◆ **Text**
-------------------------

Let’s play a game of “I totally was going to say it when I had time, but someone already got around to it, and said it better anyways.” In this case, it’s Daniel at Crooked Timber, on the Super-Freakonomics climate denialist bust-up that happened this week:
The whole idea of contrarianism is that you’re “attacking the conventional wisdom”, you’re “telling people that their most cherished beliefs are wrong”, you’re “turning the world upside down”. In other words, you’re setting out to annoy people. Now opinions may differ on whether this is a laudable thing to do – I think it’s fantastic – but if annoying people is what you’re trying to do, then you can hardly complain when annoying people is what you actually do. If you start a fight, you can hardly be surprised that you’re in a fight. It’s the definition of passive-aggression and really quite unseemly, to set out to provoke people, and then when they react passionately and defensively, to criticise them for not holding to your standards of a calm and rational debate. If Superfreakonomics wanted a calm and rational debate, this chapter would have been called something like: “Geoengineering: Issues in Relative Cost Estimation of SO2 Shielding”, and the book would have sold about five copies.
Yep, that’s about the size of it. For me, the big story here isn’t that the new Freakonomics book has a bunch of stuff in it that wasn’t particularly well researched and is there more for shock value than strong evidence. I’ve been reading the Freakonomics blog for a while now and the mixture of smug economic rational choice contortionism and smarmy contrarian dodginess is pretty common there. It’s worth putting up with because about one in four posts are actually pretty fascinating, but that’s precisely the stuff that was least likely to go into the new book.
No, the real story is the way it demonstrates the general ridiculousness which is contrarianism these days.

-------------------------

◆ **Entries taken from a collection**

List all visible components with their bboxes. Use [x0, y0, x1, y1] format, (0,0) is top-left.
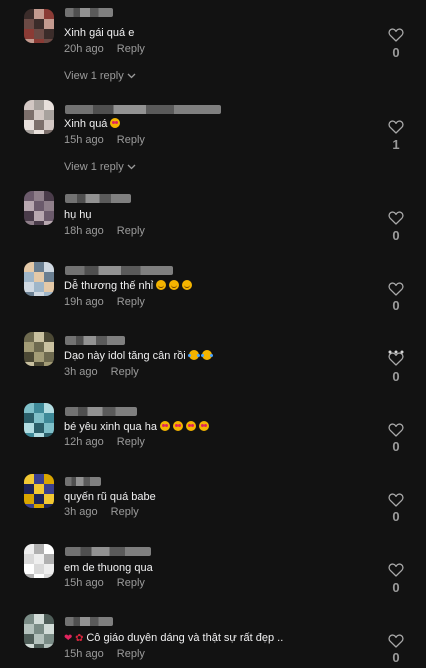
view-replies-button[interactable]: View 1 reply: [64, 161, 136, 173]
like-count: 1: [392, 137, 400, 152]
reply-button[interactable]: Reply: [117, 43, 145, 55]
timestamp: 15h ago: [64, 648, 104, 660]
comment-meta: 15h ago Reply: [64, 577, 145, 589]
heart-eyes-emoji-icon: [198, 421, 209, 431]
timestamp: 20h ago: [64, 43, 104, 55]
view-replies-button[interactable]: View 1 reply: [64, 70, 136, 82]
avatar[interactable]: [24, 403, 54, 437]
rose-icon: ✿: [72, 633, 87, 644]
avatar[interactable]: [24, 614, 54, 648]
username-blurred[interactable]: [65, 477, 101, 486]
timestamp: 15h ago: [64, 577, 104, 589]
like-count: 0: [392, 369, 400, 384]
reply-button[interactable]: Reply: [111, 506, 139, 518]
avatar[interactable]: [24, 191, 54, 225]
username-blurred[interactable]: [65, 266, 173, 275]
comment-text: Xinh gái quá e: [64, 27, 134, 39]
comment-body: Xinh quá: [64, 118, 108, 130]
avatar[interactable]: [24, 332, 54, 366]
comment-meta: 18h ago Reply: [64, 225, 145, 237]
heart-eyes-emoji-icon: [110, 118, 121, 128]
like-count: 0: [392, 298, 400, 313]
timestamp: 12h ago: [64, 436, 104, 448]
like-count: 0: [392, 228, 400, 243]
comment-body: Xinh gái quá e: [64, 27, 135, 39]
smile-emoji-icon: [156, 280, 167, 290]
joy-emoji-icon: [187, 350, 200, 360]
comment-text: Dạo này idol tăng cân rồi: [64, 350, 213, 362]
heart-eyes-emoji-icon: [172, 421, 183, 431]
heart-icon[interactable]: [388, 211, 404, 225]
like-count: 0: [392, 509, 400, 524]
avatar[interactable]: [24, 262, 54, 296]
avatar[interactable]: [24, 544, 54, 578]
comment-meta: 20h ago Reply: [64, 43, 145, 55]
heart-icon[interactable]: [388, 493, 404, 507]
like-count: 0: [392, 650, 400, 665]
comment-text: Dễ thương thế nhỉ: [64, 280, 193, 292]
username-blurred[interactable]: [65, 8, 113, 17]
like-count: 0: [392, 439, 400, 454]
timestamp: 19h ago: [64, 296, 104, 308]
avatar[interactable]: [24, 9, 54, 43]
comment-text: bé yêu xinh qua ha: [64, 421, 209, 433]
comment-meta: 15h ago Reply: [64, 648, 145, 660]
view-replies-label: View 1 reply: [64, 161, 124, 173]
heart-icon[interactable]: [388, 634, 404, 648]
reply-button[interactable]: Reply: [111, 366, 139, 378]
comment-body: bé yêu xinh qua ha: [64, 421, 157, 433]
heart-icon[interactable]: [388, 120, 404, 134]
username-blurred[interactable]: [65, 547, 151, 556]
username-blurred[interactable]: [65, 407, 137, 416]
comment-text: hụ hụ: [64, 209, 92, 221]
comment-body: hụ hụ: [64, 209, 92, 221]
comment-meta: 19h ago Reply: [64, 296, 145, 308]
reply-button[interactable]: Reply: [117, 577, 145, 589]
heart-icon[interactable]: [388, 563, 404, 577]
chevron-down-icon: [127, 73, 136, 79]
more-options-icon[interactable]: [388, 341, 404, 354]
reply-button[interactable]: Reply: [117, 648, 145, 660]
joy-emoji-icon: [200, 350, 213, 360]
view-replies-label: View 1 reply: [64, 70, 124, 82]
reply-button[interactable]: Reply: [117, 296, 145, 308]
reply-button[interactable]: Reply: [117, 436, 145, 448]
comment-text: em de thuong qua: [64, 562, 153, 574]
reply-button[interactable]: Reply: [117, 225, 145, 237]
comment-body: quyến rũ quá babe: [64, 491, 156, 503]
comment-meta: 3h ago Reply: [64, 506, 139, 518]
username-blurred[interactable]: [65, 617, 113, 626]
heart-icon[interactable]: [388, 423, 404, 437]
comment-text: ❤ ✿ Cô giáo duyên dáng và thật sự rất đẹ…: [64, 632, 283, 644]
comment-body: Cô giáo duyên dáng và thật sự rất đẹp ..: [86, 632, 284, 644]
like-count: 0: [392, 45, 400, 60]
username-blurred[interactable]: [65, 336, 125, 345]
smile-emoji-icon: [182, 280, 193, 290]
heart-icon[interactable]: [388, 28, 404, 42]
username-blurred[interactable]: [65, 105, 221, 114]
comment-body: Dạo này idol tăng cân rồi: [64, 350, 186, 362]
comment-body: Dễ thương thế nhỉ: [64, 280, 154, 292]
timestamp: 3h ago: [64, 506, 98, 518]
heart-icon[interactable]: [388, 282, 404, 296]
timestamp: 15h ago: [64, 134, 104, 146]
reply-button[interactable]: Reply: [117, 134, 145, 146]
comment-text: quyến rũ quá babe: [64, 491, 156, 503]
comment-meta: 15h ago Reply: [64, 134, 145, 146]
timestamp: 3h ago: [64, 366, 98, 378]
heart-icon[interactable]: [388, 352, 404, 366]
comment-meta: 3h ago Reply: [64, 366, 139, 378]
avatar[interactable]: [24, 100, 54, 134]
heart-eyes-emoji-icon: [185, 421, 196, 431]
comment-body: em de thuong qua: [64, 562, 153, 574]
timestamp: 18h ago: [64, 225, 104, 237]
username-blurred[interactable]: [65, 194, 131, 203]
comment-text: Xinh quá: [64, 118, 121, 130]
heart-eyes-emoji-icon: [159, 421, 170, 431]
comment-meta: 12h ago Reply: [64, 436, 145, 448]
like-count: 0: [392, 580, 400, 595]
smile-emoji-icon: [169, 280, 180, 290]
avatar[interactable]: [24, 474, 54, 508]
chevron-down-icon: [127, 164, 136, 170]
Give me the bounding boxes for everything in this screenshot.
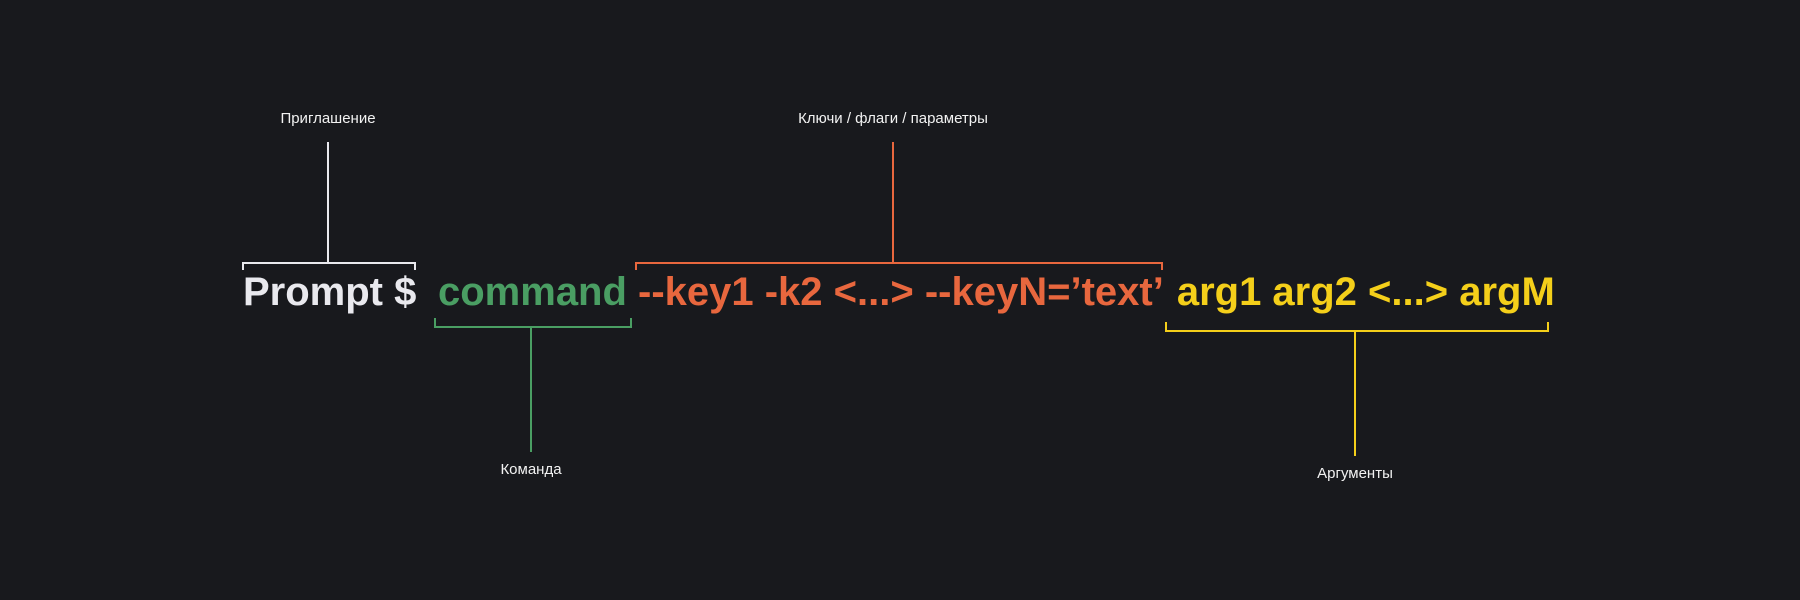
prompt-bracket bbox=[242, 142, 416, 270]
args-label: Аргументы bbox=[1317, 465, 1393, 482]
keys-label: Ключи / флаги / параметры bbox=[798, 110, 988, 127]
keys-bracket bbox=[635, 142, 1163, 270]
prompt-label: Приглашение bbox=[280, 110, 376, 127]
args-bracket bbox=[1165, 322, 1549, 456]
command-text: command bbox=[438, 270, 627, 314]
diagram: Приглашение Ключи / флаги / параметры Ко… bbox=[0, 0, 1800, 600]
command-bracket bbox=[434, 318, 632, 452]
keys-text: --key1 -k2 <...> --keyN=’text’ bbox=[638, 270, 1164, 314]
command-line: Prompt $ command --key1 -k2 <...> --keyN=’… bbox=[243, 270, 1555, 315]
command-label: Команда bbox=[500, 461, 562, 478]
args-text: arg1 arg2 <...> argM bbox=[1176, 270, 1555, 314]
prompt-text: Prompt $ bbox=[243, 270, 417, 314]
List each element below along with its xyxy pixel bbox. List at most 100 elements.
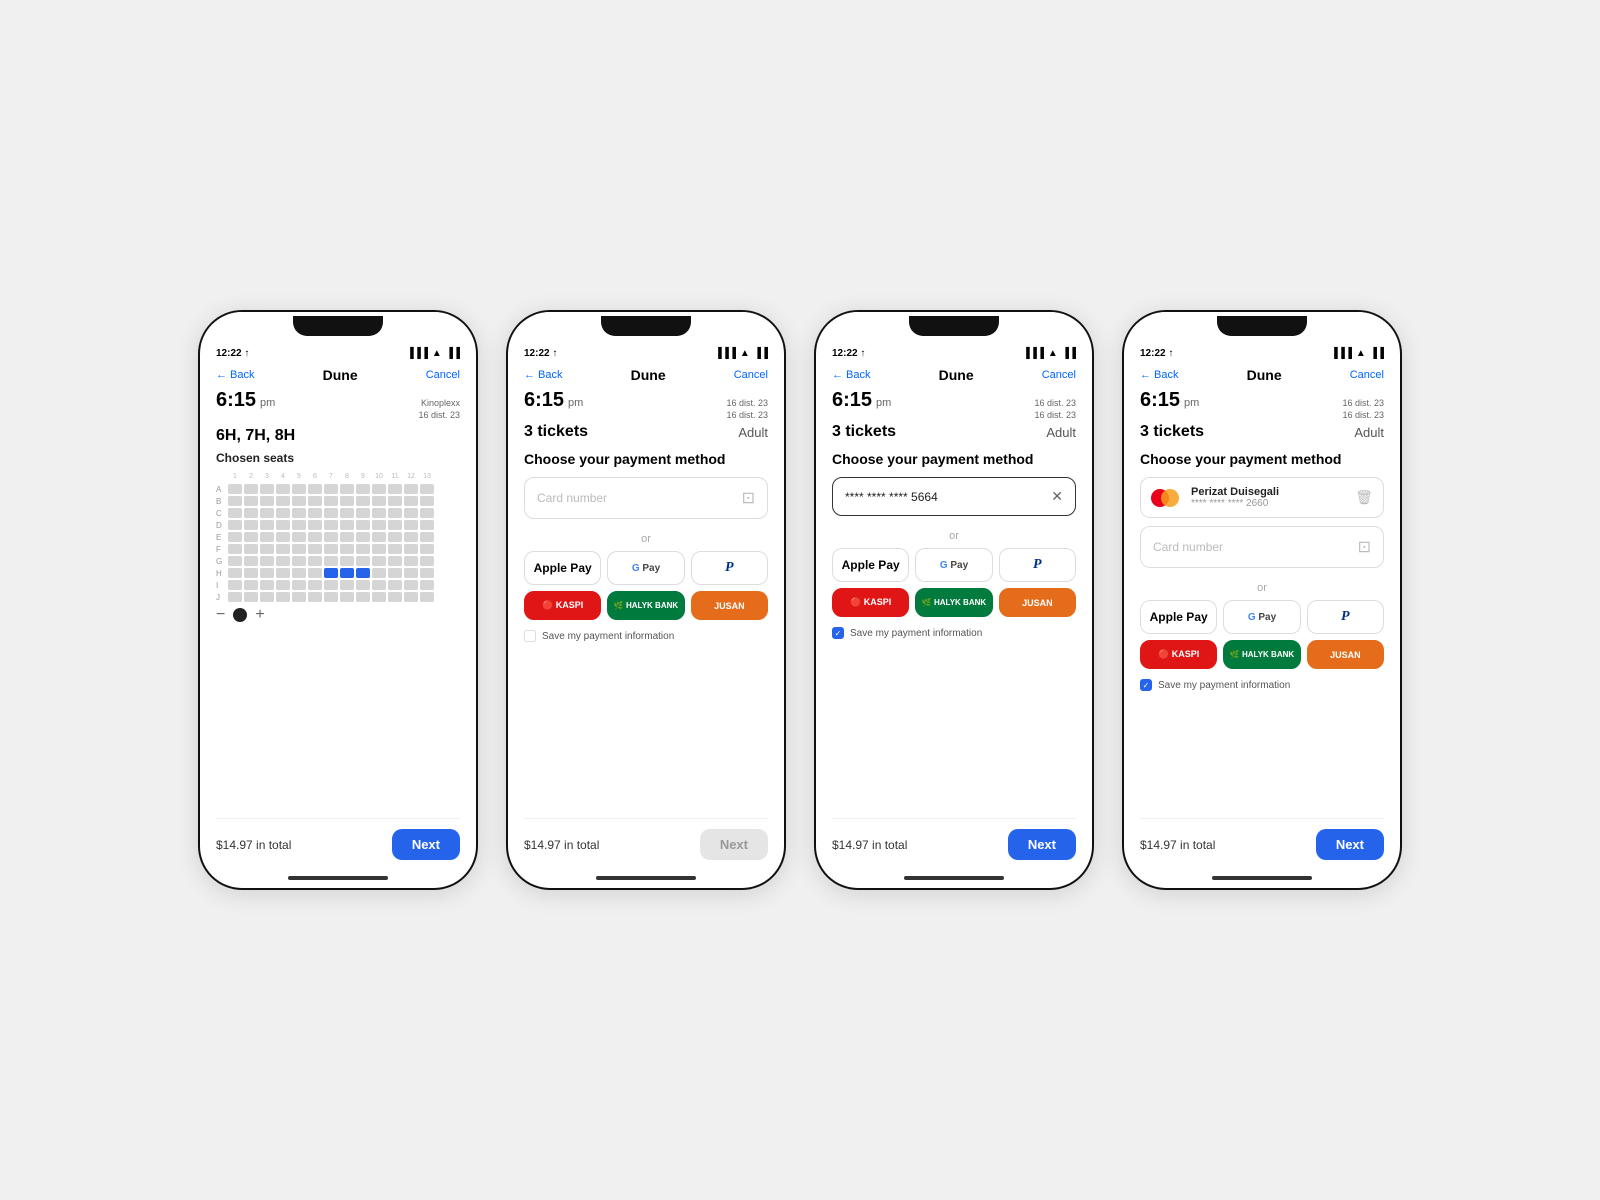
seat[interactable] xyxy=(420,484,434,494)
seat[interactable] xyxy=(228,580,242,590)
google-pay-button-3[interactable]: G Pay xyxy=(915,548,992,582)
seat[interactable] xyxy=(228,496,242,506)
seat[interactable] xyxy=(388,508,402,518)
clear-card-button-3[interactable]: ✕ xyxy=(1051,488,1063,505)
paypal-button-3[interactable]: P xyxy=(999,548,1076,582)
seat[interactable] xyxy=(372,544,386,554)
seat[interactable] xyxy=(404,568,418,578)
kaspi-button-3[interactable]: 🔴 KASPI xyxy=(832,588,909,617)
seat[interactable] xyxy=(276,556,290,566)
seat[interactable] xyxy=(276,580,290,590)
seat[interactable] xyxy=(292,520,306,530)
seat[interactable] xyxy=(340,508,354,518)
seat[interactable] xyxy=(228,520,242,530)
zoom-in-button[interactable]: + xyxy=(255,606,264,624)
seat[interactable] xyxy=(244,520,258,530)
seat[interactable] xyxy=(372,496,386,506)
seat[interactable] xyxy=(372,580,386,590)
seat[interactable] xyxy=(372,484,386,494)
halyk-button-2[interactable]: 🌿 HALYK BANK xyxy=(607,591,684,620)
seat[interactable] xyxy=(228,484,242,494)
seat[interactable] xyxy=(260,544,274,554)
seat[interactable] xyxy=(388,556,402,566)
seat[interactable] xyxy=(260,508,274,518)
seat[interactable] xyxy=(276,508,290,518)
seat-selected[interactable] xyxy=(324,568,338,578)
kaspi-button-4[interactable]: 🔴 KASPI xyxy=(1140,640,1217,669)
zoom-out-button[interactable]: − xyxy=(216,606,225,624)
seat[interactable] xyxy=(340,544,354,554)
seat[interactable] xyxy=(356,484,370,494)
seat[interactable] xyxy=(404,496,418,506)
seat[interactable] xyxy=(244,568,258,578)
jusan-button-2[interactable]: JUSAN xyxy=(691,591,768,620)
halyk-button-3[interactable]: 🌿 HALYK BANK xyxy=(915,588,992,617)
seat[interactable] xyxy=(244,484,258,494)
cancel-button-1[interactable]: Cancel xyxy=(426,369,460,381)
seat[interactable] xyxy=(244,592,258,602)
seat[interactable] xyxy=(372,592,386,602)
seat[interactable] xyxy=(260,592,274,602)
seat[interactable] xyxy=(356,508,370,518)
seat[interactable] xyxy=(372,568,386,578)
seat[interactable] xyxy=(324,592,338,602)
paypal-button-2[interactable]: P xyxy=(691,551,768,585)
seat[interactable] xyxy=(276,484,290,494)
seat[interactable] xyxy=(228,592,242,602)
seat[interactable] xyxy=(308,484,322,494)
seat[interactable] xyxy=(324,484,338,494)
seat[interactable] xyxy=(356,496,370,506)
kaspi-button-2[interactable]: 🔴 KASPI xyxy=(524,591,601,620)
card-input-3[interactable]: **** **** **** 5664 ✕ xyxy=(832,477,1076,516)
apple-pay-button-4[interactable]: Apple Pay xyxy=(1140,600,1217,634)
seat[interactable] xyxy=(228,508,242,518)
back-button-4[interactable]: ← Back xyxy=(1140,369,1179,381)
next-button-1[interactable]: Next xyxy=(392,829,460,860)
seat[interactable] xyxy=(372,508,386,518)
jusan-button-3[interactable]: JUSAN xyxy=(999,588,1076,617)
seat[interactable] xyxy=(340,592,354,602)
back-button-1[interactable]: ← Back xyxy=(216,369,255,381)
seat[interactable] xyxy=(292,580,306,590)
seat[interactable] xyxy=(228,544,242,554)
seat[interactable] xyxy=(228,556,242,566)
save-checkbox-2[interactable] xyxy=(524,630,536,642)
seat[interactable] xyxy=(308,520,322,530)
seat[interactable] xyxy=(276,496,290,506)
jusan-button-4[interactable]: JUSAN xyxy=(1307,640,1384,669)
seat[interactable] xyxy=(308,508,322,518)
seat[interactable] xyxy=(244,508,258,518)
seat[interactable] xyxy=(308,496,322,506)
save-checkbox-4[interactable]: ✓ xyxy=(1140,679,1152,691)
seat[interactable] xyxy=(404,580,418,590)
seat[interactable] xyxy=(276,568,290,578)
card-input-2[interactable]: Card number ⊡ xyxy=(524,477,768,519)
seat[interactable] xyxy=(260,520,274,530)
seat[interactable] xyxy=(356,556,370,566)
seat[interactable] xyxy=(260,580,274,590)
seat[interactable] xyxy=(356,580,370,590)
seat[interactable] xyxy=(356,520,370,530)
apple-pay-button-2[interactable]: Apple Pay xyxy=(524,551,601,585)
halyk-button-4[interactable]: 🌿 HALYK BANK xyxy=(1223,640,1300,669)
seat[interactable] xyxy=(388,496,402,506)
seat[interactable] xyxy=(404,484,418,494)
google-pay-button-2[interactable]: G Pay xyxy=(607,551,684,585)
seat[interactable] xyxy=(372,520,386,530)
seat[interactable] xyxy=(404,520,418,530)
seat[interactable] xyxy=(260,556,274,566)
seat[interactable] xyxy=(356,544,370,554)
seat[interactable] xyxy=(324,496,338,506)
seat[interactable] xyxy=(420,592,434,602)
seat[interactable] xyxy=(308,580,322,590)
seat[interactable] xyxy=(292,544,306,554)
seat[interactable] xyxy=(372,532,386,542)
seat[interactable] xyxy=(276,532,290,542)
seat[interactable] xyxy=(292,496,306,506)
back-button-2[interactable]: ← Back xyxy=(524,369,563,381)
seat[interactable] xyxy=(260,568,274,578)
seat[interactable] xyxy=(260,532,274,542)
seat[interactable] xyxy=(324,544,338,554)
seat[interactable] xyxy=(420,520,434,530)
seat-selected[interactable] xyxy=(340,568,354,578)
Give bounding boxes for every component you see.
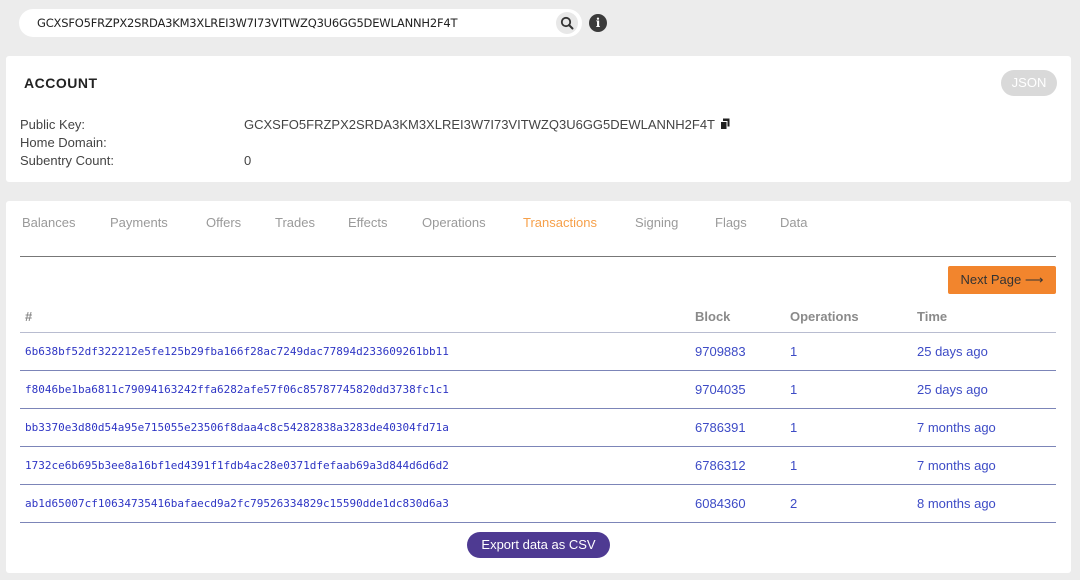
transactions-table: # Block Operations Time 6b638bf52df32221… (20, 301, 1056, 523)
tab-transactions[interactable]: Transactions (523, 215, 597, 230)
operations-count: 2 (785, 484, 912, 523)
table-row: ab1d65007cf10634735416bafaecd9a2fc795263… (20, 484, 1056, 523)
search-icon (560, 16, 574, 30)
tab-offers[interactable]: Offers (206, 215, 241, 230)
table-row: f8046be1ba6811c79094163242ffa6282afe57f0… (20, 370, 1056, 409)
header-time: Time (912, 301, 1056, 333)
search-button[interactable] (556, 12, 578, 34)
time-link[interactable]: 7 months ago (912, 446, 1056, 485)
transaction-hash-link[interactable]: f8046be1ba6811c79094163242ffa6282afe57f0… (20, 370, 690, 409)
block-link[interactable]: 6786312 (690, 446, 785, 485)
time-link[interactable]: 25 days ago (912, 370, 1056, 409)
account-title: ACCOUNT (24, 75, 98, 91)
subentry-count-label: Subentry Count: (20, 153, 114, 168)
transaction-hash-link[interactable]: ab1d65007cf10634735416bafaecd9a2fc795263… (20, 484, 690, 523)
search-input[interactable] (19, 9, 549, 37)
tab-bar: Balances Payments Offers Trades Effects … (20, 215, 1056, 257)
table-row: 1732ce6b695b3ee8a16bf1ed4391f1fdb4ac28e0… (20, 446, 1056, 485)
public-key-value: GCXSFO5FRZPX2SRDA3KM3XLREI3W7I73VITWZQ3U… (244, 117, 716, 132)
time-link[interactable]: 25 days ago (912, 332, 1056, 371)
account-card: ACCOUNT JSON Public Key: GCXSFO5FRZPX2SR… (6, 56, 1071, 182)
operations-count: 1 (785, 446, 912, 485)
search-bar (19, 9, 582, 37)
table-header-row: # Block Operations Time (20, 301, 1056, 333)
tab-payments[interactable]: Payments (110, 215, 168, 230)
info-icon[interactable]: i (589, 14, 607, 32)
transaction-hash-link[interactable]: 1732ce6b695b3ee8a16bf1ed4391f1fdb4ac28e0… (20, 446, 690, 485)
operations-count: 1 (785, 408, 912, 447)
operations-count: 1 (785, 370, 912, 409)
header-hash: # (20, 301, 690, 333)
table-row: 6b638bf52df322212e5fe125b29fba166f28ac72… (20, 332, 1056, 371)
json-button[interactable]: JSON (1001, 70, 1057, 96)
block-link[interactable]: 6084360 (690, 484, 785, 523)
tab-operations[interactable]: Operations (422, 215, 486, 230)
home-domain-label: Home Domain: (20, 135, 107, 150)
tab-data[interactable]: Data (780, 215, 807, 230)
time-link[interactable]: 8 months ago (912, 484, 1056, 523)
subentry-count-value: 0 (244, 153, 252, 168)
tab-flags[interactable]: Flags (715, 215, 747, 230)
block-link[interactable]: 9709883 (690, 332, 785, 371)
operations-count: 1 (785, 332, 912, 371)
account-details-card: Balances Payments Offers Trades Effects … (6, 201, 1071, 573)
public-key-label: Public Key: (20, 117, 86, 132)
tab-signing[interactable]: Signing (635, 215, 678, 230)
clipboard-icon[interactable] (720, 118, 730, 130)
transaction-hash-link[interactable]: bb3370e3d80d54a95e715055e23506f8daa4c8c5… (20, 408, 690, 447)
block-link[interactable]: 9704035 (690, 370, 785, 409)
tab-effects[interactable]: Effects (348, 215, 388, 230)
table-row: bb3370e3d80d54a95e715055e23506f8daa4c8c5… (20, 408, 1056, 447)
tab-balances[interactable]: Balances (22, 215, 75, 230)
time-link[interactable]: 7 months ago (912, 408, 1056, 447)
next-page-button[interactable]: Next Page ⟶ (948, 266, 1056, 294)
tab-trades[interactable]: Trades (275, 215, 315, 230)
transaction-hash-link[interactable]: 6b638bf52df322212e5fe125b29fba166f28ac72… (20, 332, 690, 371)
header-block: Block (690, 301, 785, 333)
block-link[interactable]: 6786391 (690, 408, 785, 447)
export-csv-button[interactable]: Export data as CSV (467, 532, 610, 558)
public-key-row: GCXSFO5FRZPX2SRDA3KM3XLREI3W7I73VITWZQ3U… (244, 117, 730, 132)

-------------------------

◆ **Task set**
a – Answer these questions about the post on Superfreakonomics and contrarianism, marking each answer (i), (ii) or (iii):
(i) Who does the writer say made the point first, and on what site?
(ii) If Superfreakonomics had wanted a calm and rational debate, what would the quoted passage have had the chapter called?
(iii) Roughly what share of the Freakonomics blog posts does the writer find actually pretty fascinating?
b – From the entries, set down the lines beginning with the one that contains "prompt-bracket bbox=[242, 142, 416, 270]" and continuing through the one that contains "command-line: Prompt $", copied character for character.
The text and the entries have no connection to each other.

◆ **Outputs by task**
a –
(i) Daniel, at Crooked Timber.
(ii) "Geoengineering: Issues in Relative Cost Estimation of SO2 Shielding"
(iii) About one in four.

b –
prompt-bracket bbox=[242, 142, 416, 270]
args-label: Аргументы bbox=[1317, 465, 1393, 482]
keys-label: Ключи / флаги / параметры bbox=[798, 110, 988, 127]
keys-bracket bbox=[635, 142, 1163, 270]
prompt-label: Приглашение bbox=[280, 110, 376, 127]
args-bracket bbox=[1165, 322, 1549, 456]
command-text: command bbox=[438, 270, 627, 314]
diagram: Приглашение Ключи / флаги / параметры Ко… bbox=[0, 0, 1800, 600]
command-bracket bbox=[434, 318, 632, 452]
keys-text: --key1 -k2 <...> --keyN=’text’ bbox=[638, 270, 1164, 314]
command-line: Prompt $ command --key1 -k2 <...> --keyN=’… bbox=[243, 270, 1555, 315]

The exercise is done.